Instructions for the task: Copy every line of the records below word for word, without changing anything.

Records shown:
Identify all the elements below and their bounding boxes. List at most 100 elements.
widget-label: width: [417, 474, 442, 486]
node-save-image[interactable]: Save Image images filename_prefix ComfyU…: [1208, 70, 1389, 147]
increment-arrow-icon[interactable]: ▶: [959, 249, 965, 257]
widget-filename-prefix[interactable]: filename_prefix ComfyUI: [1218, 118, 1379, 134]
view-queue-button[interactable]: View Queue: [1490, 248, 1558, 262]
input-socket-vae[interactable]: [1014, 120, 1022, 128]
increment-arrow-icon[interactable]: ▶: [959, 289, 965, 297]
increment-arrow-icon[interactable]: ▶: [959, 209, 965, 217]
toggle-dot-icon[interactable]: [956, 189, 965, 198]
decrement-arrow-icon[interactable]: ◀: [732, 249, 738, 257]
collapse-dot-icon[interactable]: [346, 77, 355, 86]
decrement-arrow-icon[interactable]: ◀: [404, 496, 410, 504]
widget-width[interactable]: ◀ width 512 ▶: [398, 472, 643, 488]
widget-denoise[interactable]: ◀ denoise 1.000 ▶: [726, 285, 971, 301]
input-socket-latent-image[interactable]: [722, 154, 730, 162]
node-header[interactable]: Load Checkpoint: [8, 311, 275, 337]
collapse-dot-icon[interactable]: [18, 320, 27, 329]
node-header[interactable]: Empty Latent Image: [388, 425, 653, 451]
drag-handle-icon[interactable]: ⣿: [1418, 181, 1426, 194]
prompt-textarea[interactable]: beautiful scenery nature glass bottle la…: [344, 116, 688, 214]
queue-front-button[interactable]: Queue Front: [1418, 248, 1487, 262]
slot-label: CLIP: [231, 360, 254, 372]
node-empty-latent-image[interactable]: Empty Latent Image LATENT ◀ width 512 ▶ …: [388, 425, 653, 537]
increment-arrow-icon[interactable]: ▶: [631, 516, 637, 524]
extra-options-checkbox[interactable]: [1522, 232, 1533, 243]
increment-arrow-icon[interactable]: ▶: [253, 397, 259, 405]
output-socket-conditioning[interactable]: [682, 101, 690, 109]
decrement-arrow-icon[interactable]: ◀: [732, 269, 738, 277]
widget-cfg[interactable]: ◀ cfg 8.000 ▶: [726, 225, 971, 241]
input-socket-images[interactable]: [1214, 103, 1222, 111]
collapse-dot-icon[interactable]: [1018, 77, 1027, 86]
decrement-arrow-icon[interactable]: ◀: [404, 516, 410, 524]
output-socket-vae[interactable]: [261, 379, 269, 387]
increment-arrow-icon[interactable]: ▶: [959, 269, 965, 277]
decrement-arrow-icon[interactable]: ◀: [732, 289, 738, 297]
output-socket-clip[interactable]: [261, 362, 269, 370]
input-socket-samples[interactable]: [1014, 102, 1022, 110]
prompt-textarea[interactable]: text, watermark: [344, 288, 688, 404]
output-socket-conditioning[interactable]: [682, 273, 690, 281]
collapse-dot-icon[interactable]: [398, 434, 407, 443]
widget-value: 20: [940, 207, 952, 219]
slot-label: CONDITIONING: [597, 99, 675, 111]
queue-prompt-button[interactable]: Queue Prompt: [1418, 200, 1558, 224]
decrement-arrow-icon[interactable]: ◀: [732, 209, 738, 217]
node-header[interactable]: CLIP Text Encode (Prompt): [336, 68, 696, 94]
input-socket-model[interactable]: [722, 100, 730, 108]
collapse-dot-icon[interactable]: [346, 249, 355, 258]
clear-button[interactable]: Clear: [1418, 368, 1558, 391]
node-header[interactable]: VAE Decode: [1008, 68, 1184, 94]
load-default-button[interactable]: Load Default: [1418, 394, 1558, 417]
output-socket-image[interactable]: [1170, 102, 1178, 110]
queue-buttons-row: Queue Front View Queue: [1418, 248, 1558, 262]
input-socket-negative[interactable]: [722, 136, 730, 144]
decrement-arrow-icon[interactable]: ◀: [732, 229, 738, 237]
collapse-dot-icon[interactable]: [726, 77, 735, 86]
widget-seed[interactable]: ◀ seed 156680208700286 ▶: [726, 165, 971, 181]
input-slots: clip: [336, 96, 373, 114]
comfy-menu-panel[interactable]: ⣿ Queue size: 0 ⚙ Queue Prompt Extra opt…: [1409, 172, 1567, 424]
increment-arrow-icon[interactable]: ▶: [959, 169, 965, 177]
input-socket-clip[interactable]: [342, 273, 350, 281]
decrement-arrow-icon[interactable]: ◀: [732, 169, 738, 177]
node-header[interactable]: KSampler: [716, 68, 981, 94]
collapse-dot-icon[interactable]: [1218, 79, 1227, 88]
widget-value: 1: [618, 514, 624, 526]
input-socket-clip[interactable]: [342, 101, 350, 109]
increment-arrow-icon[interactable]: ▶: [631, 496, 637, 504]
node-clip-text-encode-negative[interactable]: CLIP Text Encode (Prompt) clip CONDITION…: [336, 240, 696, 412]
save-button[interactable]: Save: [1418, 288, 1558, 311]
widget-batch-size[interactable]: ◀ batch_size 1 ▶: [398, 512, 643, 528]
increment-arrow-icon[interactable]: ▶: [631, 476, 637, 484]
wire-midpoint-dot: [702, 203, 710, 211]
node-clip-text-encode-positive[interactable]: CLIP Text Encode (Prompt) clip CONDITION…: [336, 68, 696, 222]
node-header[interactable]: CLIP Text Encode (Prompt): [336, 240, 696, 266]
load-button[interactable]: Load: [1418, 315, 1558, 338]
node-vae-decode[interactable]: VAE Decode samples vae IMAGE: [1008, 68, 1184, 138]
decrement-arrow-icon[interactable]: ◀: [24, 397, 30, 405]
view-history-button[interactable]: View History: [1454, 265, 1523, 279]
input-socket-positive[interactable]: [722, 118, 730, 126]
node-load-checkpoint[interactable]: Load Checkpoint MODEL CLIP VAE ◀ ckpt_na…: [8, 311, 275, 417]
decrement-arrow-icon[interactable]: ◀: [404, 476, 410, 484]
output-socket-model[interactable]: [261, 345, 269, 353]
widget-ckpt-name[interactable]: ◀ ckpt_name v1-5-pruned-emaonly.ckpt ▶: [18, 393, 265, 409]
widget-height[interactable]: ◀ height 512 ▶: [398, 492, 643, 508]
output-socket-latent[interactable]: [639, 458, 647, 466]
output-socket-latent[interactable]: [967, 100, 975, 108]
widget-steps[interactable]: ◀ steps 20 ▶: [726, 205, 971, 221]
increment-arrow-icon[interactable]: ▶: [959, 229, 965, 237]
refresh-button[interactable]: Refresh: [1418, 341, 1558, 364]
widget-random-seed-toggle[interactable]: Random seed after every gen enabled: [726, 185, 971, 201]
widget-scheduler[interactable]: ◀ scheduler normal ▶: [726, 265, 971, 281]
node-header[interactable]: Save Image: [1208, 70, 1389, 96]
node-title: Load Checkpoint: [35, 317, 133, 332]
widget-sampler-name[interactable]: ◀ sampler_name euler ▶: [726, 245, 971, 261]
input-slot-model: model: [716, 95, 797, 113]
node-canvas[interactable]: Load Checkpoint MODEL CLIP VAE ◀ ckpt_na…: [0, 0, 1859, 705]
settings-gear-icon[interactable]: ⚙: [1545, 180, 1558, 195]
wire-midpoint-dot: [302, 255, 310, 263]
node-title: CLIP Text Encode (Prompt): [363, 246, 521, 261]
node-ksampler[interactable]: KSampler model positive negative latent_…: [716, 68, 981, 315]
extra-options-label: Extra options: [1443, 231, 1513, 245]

Task result:
Identify all the elements below and their bounding boxes. List at most 100 elements.
widget-label: width: [417, 474, 442, 486]
node-save-image[interactable]: Save Image images filename_prefix ComfyU…: [1208, 70, 1389, 147]
increment-arrow-icon[interactable]: ▶: [959, 249, 965, 257]
widget-filename-prefix[interactable]: filename_prefix ComfyUI: [1218, 118, 1379, 134]
view-queue-button[interactable]: View Queue: [1490, 248, 1558, 262]
input-socket-vae[interactable]: [1014, 120, 1022, 128]
increment-arrow-icon[interactable]: ▶: [959, 289, 965, 297]
increment-arrow-icon[interactable]: ▶: [959, 209, 965, 217]
toggle-dot-icon[interactable]: [956, 189, 965, 198]
decrement-arrow-icon[interactable]: ◀: [732, 249, 738, 257]
collapse-dot-icon[interactable]: [346, 77, 355, 86]
decrement-arrow-icon[interactable]: ◀: [404, 496, 410, 504]
widget-width[interactable]: ◀ width 512 ▶: [398, 472, 643, 488]
widget-denoise[interactable]: ◀ denoise 1.000 ▶: [726, 285, 971, 301]
input-socket-latent-image[interactable]: [722, 154, 730, 162]
node-header[interactable]: Load Checkpoint: [8, 311, 275, 337]
collapse-dot-icon[interactable]: [18, 320, 27, 329]
node-header[interactable]: Empty Latent Image: [388, 425, 653, 451]
drag-handle-icon[interactable]: ⣿: [1418, 181, 1426, 194]
prompt-textarea[interactable]: beautiful scenery nature glass bottle la…: [344, 116, 688, 214]
queue-front-button[interactable]: Queue Front: [1418, 248, 1487, 262]
slot-label: CLIP: [231, 360, 254, 372]
node-empty-latent-image[interactable]: Empty Latent Image LATENT ◀ width 512 ▶ …: [388, 425, 653, 537]
increment-arrow-icon[interactable]: ▶: [631, 516, 637, 524]
extra-options-checkbox[interactable]: [1522, 232, 1533, 243]
increment-arrow-icon[interactable]: ▶: [253, 397, 259, 405]
output-socket-conditioning[interactable]: [682, 101, 690, 109]
decrement-arrow-icon[interactable]: ◀: [732, 269, 738, 277]
widget-cfg[interactable]: ◀ cfg 8.000 ▶: [726, 225, 971, 241]
input-socket-images[interactable]: [1214, 103, 1222, 111]
collapse-dot-icon[interactable]: [1018, 77, 1027, 86]
decrement-arrow-icon[interactable]: ◀: [404, 516, 410, 524]
output-socket-vae[interactable]: [261, 379, 269, 387]
increment-arrow-icon[interactable]: ▶: [959, 269, 965, 277]
decrement-arrow-icon[interactable]: ◀: [732, 289, 738, 297]
output-socket-clip[interactable]: [261, 362, 269, 370]
input-socket-samples[interactable]: [1014, 102, 1022, 110]
prompt-textarea[interactable]: text, watermark: [344, 288, 688, 404]
output-socket-conditioning[interactable]: [682, 273, 690, 281]
collapse-dot-icon[interactable]: [398, 434, 407, 443]
widget-value: 20: [940, 207, 952, 219]
slot-label: CONDITIONING: [597, 99, 675, 111]
queue-prompt-button[interactable]: Queue Prompt: [1418, 200, 1558, 224]
decrement-arrow-icon[interactable]: ◀: [732, 209, 738, 217]
node-header[interactable]: CLIP Text Encode (Prompt): [336, 68, 696, 94]
input-socket-model[interactable]: [722, 100, 730, 108]
collapse-dot-icon[interactable]: [346, 249, 355, 258]
clear-button[interactable]: Clear: [1418, 368, 1558, 391]
node-header[interactable]: VAE Decode: [1008, 68, 1184, 94]
load-default-button[interactable]: Load Default: [1418, 394, 1558, 417]
output-socket-image[interactable]: [1170, 102, 1178, 110]
queue-buttons-row: Queue Front View Queue: [1418, 248, 1558, 262]
input-socket-negative[interactable]: [722, 136, 730, 144]
decrement-arrow-icon[interactable]: ◀: [732, 229, 738, 237]
collapse-dot-icon[interactable]: [726, 77, 735, 86]
widget-seed[interactable]: ◀ seed 156680208700286 ▶: [726, 165, 971, 181]
input-slots: clip: [336, 96, 373, 114]
comfy-menu-panel[interactable]: ⣿ Queue size: 0 ⚙ Queue Prompt Extra opt…: [1409, 172, 1567, 424]
increment-arrow-icon[interactable]: ▶: [959, 169, 965, 177]
input-socket-clip[interactable]: [342, 273, 350, 281]
decrement-arrow-icon[interactable]: ◀: [732, 169, 738, 177]
node-header[interactable]: KSampler: [716, 68, 981, 94]
collapse-dot-icon[interactable]: [1218, 79, 1227, 88]
widget-value: 1: [618, 514, 624, 526]
input-socket-clip[interactable]: [342, 101, 350, 109]
increment-arrow-icon[interactable]: ▶: [631, 496, 637, 504]
node-clip-text-encode-negative[interactable]: CLIP Text Encode (Prompt) clip CONDITION…: [336, 240, 696, 412]
save-button[interactable]: Save: [1418, 288, 1558, 311]
widget-batch-size[interactable]: ◀ batch_size 1 ▶: [398, 512, 643, 528]
increment-arrow-icon[interactable]: ▶: [631, 476, 637, 484]
wire-midpoint-dot: [702, 203, 710, 211]
node-clip-text-encode-positive[interactable]: CLIP Text Encode (Prompt) clip CONDITION…: [336, 68, 696, 222]
node-header[interactable]: CLIP Text Encode (Prompt): [336, 240, 696, 266]
load-button[interactable]: Load: [1418, 315, 1558, 338]
node-vae-decode[interactable]: VAE Decode samples vae IMAGE: [1008, 68, 1184, 138]
decrement-arrow-icon[interactable]: ◀: [24, 397, 30, 405]
view-history-button[interactable]: View History: [1454, 265, 1523, 279]
input-socket-positive[interactable]: [722, 118, 730, 126]
node-load-checkpoint[interactable]: Load Checkpoint MODEL CLIP VAE ◀ ckpt_na…: [8, 311, 275, 417]
decrement-arrow-icon[interactable]: ◀: [404, 476, 410, 484]
output-socket-model[interactable]: [261, 345, 269, 353]
widget-ckpt-name[interactable]: ◀ ckpt_name v1-5-pruned-emaonly.ckpt ▶: [18, 393, 265, 409]
widget-height[interactable]: ◀ height 512 ▶: [398, 492, 643, 508]
output-socket-latent[interactable]: [639, 458, 647, 466]
output-socket-latent[interactable]: [967, 100, 975, 108]
widget-steps[interactable]: ◀ steps 20 ▶: [726, 205, 971, 221]
increment-arrow-icon[interactable]: ▶: [959, 229, 965, 237]
refresh-button[interactable]: Refresh: [1418, 341, 1558, 364]
widget-random-seed-toggle[interactable]: Random seed after every gen enabled: [726, 185, 971, 201]
widget-scheduler[interactable]: ◀ scheduler normal ▶: [726, 265, 971, 281]
node-header[interactable]: Save Image: [1208, 70, 1389, 96]
node-title: Load Checkpoint: [35, 317, 133, 332]
widget-sampler-name[interactable]: ◀ sampler_name euler ▶: [726, 245, 971, 261]
input-slot-model: model: [716, 95, 797, 113]
node-canvas[interactable]: Load Checkpoint MODEL CLIP VAE ◀ ckpt_na…: [0, 0, 1859, 705]
settings-gear-icon[interactable]: ⚙: [1545, 180, 1558, 195]
wire-midpoint-dot: [302, 255, 310, 263]
node-title: CLIP Text Encode (Prompt): [363, 246, 521, 261]
node-ksampler[interactable]: KSampler model positive negative latent_…: [716, 68, 981, 315]
extra-options-label: Extra options: [1443, 231, 1513, 245]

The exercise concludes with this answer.